標津のNPO「追跡調査」2013年
標津町NPO法人「南知床・ヒグマ情報センター」などは、
全国地球測位システム(GPS)を使ったヒグマ行動追跡調査で、
夏に体重が200㌔以下まで落ちたオスが冬眠前に350㌔まで増やしていたことを確認した。
野生のヒグマの冬眠前後の体重変化が明らかになるのは珍しい。
推定16歳のオスの行動を追跡した。
一昨年11月の捕獲時の体重は305㌔。
昨年8月に再び捕獲したときは190㌔に減っていた。
しかし、1ヵ月後の9月には240㌔まで回復。
12月に斜里町で狩猟によるハンターに捕獲された時は推定350㌔に増えていた。
一昨年の冬眠前から咋夏まで115㌔も体重を減らし、
その後4ヵ月で160㌔ほど増やすという劇的な変化だった。

----

§ **課題項目**: 上に示したヒグマの体重変化に関する記事を、最後の文の後から書き継いでください。

§ **提供エントリ**:
----

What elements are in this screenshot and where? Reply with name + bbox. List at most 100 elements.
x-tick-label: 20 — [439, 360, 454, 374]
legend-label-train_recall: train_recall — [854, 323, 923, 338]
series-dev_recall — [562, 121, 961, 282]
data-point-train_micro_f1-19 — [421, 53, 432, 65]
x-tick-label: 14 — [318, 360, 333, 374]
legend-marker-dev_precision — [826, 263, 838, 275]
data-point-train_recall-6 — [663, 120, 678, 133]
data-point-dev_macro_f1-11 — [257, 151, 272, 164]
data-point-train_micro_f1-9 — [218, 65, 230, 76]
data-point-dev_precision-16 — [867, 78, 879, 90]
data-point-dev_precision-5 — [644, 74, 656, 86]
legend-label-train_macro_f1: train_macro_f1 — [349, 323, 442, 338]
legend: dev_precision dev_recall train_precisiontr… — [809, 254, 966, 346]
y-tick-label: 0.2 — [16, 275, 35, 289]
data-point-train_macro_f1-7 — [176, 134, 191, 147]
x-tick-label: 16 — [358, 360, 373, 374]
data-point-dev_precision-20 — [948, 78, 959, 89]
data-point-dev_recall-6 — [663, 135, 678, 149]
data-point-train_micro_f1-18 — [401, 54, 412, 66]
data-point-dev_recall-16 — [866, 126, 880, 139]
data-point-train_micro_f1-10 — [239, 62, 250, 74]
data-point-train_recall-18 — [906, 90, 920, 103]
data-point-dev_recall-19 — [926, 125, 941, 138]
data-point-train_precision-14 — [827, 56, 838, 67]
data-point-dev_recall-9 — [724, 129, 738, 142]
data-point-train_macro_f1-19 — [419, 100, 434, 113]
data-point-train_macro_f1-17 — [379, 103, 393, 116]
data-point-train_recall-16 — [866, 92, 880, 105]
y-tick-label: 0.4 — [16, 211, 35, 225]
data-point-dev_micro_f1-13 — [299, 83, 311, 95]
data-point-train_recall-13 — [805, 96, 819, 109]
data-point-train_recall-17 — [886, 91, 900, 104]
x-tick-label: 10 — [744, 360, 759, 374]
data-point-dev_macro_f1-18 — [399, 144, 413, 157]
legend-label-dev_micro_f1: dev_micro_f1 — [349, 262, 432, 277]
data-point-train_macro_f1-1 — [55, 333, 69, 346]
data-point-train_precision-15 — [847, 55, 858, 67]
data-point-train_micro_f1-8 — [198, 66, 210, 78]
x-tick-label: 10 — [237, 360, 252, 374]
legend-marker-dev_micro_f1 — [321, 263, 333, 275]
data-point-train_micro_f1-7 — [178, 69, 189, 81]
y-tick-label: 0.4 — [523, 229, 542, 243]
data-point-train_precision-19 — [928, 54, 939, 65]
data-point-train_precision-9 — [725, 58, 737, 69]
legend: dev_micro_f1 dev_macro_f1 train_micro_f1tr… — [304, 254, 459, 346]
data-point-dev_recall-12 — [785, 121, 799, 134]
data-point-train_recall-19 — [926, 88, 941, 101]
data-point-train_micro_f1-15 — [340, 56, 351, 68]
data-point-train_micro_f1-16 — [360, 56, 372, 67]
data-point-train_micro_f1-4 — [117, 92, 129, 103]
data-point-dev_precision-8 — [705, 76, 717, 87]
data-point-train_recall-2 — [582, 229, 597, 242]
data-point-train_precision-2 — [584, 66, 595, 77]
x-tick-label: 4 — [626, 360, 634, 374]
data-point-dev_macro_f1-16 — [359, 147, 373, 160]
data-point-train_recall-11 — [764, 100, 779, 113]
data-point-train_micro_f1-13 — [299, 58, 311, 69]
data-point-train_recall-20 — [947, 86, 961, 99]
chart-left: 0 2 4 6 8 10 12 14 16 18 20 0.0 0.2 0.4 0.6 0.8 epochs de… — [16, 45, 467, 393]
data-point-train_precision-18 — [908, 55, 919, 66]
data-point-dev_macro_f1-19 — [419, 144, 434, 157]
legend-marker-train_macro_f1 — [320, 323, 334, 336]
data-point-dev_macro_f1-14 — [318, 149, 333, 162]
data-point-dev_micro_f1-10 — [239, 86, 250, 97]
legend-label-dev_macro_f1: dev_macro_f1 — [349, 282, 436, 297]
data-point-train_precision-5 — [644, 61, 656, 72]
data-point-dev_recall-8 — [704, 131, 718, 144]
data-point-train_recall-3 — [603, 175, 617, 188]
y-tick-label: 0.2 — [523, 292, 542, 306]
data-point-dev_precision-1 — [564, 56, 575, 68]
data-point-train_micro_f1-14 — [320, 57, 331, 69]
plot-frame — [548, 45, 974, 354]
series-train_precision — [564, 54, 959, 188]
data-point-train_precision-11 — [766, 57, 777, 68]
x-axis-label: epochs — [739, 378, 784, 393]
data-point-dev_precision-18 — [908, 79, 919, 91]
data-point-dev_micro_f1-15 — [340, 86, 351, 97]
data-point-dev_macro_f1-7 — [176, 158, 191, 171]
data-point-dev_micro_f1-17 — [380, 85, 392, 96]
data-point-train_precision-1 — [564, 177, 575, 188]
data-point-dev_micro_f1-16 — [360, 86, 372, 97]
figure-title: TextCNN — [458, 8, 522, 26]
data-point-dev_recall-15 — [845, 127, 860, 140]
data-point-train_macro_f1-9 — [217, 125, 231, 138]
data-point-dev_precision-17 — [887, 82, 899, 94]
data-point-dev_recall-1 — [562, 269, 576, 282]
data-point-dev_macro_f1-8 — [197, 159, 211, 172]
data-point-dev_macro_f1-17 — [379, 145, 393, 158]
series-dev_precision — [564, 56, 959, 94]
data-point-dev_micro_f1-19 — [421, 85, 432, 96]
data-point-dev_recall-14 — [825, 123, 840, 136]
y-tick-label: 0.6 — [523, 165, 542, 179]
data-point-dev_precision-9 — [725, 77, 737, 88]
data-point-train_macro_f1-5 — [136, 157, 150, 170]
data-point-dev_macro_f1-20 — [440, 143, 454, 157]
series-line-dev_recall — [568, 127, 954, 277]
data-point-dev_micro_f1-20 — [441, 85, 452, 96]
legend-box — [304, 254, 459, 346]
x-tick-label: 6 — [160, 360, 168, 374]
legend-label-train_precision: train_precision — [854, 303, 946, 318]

----

§ **課題の回答**:
調査では、昨年10月に捕獲した189㌔のオス(推定2歳)が降雪後に
山岳部に向いながら再び平野部に戻り、12月にハンターに捕獲された。
この時の体重は170㌔だった。
センターの藤本靖理事長は「16歳のクマは餌を確保できたが、
若いクマは冬眠に備えるだけの脂肪を蓄えられず、平野部に戻ったのだろう」と推測する。
一方、知床半島の中央部ルシャ地区で昨年9月、
やせ細って餓死したメスが確認された。
カラフトマスの遡上の遅れが大きな要因と考えられ、
「激ヤセ」グマが報告されている。
坪田敏男北大教授は「(半島の付け根の)標津周辺では餓死も
『檄ヤセ』も確認されなかった。生息密度が高く、
カラフトマスへの依存度も高い半島部のヒグマとの違いと考えられる」と指摘した。
調査はセンターと北大、NTTドコモの合同研究「ADPS・プロジェクト」として
2009年に始まった。
研究成果は2月2日に札幌市の北大獣医学研究科講義棟講堂で発表され、
13日には標津町生涯学習センター「あすばる」で開かれるヒグマ・セミナーでも発表される。